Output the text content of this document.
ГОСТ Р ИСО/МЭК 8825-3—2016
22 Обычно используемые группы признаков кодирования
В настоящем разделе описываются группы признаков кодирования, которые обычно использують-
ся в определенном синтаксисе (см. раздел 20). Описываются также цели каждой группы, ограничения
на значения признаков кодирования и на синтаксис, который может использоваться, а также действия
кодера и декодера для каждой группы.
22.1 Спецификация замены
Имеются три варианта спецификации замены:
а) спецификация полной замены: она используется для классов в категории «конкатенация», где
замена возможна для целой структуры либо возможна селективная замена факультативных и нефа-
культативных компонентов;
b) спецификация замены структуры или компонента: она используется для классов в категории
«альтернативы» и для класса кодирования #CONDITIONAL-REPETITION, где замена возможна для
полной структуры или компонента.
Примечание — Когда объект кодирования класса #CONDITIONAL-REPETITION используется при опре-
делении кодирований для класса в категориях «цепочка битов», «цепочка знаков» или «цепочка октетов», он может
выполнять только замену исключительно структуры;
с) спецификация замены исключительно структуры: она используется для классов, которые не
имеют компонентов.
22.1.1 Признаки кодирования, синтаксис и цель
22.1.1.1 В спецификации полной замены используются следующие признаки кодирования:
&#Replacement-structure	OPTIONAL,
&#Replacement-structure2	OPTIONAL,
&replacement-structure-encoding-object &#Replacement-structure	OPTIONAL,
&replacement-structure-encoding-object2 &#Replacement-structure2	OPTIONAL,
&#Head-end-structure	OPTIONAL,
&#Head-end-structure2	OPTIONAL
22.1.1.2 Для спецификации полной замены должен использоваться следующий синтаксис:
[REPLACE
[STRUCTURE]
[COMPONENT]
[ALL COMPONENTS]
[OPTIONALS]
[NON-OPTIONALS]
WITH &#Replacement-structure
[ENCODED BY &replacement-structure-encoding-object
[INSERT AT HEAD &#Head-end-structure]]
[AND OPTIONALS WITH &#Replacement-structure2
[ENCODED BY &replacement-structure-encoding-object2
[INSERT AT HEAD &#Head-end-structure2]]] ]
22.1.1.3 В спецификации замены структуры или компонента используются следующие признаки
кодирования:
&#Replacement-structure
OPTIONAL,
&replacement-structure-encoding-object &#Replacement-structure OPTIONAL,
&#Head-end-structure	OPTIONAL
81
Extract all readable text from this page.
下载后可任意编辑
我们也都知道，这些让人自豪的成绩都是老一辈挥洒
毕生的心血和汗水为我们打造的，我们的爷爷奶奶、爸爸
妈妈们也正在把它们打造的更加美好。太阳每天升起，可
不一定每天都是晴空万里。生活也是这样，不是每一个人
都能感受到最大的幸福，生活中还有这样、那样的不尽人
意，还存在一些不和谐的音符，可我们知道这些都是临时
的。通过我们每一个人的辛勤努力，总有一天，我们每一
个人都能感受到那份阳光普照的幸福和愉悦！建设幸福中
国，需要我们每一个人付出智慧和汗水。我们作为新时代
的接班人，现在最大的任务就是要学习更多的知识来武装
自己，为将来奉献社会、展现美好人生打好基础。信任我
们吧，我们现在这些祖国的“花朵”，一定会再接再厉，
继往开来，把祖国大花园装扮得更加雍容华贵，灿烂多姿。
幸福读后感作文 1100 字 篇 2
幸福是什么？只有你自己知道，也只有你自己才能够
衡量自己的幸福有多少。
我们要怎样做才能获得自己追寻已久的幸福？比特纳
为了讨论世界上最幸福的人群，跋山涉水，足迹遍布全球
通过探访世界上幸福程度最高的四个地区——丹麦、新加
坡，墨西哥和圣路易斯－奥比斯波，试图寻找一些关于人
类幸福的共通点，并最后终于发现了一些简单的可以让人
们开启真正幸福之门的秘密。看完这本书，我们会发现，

_____

| TO DO |
All of the material above needs to be copied exactly.

| TASK OUTPUT |
Output the text content of this document.
ГОСТ Р ИСО/МЭК 8825-3—2016
22 Обычно используемые группы признаков кодирования
В настоящем разделе описываются группы признаков кодирования, которые обычно использують-
ся в определенном синтаксисе (см. раздел 20). Описываются также цели каждой группы, ограничения
на значения признаков кодирования и на синтаксис, который может использоваться, а также действия
кодера и декодера для каждой группы.
22.1 Спецификация замены
Имеются три варианта спецификации замены:
а) спецификация полной замены: она используется для классов в категории «конкатенация», где
замена возможна для целой структуры либо возможна селективная замена факультативных и нефа-
культативных компонентов;
b) спецификация замены структуры или компонента: она используется для классов в категории
«альтернативы» и для класса кодирования #CONDITIONAL-REPETITION, где замена возможна для
полной структуры или компонента.
Примечание — Когда объект кодирования класса #CONDITIONAL-REPETITION используется при опре-
делении кодирований для класса в категориях «цепочка битов», «цепочка знаков» или «цепочка октетов», он может
выполнять только замену исключительно структуры;
с) спецификация замены исключительно структуры: она используется для классов, которые не
имеют компонентов.
22.1.1 Признаки кодирования, синтаксис и цель
22.1.1.1 В спецификации полной замены используются следующие признаки кодирования:
&#Replacement-structure	OPTIONAL,
&#Replacement-structure2	OPTIONAL,
&replacement-structure-encoding-object &#Replacement-structure	OPTIONAL,
&replacement-structure-encoding-object2 &#Replacement-structure2	OPTIONAL,
&#Head-end-structure	OPTIONAL,
&#Head-end-structure2	OPTIONAL
22.1.1.2 Для спецификации полной замены должен использоваться следующий синтаксис:
[REPLACE
[STRUCTURE]
[COMPONENT]
[ALL COMPONENTS]
[OPTIONALS]
[NON-OPTIONALS]
WITH &#Replacement-structure
[ENCODED BY &replacement-structure-encoding-object
[INSERT AT HEAD &#Head-end-structure]]
[AND OPTIONALS WITH &#Replacement-structure2
[ENCODED BY &replacement-structure-encoding-object2
[INSERT AT HEAD &#Head-end-structure2]]] ]
22.1.1.3 В спецификации замены структуры или компонента используются следующие признаки
кодирования:
&#Replacement-structure
OPTIONAL,
&replacement-structure-encoding-object &#Replacement-structure OPTIONAL,
&#Head-end-structure	OPTIONAL
81
Extract all readable text from this page.
下载后可任意编辑
我们也都知道，这些让人自豪的成绩都是老一辈挥洒
毕生的心血和汗水为我们打造的，我们的爷爷奶奶、爸爸
妈妈们也正在把它们打造的更加美好。太阳每天升起，可
不一定每天都是晴空万里。生活也是这样，不是每一个人
都能感受到最大的幸福，生活中还有这样、那样的不尽人
意，还存在一些不和谐的音符，可我们知道这些都是临时
的。通过我们每一个人的辛勤努力，总有一天，我们每一
个人都能感受到那份阳光普照的幸福和愉悦！建设幸福中
国，需要我们每一个人付出智慧和汗水。我们作为新时代
的接班人，现在最大的任务就是要学习更多的知识来武装
自己，为将来奉献社会、展现美好人生打好基础。信任我
们吧，我们现在这些祖国的“花朵”，一定会再接再厉，
继往开来，把祖国大花园装扮得更加雍容华贵，灿烂多姿。
幸福读后感作文 1100 字 篇 2
幸福是什么？只有你自己知道，也只有你自己才能够
衡量自己的幸福有多少。
我们要怎样做才能获得自己追寻已久的幸福？比特纳
为了讨论世界上最幸福的人群，跋山涉水，足迹遍布全球
通过探访世界上幸福程度最高的四个地区——丹麦、新加
坡，墨西哥和圣路易斯－奥比斯波，试图寻找一些关于人
类幸福的共通点，并最后终于发现了一些简单的可以让人
们开启真正幸福之门的秘密。看完这本书，我们会发现，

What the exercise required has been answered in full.